> _TASK_: Look below. Copy each line that has "title" in it.

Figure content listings
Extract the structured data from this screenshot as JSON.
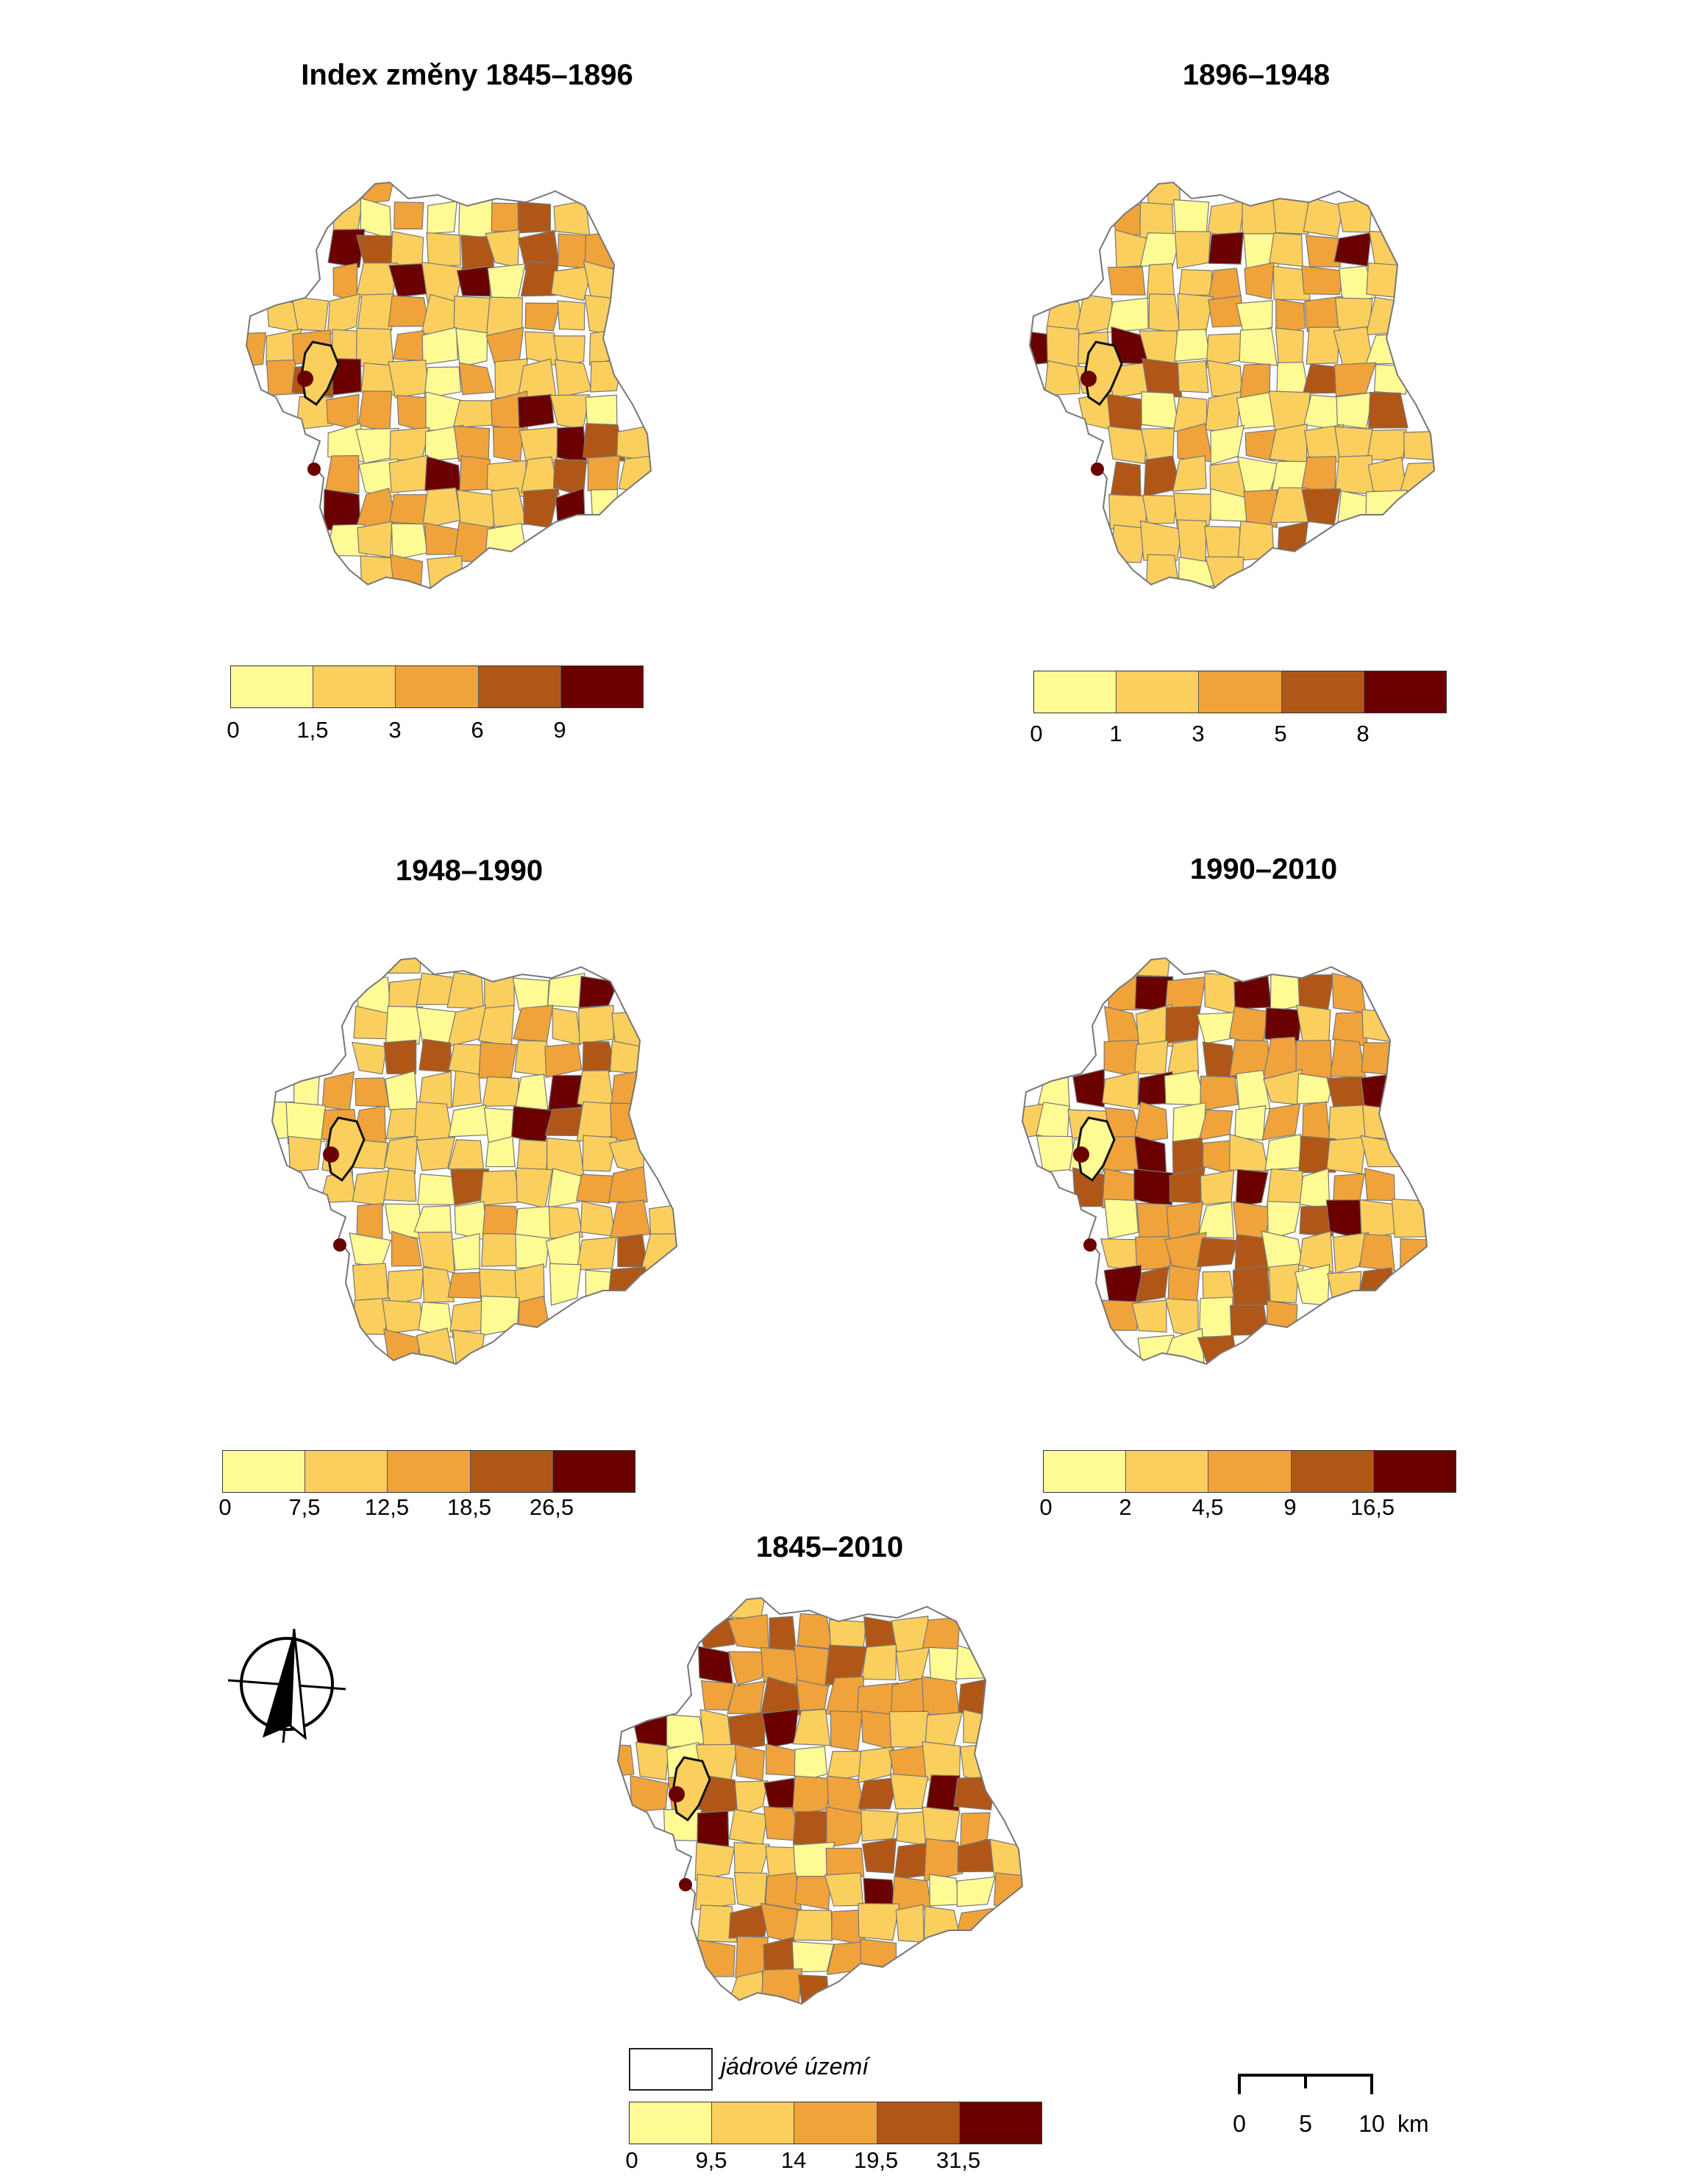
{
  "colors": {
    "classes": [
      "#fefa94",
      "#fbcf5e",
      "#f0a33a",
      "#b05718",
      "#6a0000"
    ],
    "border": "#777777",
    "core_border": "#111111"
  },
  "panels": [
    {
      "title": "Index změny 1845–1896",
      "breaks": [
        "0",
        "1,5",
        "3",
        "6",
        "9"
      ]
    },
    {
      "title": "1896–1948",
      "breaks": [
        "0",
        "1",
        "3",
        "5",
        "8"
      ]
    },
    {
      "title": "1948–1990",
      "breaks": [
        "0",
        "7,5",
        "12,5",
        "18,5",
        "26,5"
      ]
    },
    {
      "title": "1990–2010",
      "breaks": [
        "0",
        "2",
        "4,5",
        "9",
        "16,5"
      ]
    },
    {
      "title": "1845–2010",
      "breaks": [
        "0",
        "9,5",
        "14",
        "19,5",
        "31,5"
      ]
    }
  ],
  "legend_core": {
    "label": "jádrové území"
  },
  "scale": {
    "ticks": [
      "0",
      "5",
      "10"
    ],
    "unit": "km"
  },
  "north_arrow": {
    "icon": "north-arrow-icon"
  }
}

> _TASK SOLUTION_:
      "title": "Index změny 1845–1896",
      "title": "1896–1948",
      "title": "1948–1990",
      "title": "1990–2010",
      "title": "1845–2010",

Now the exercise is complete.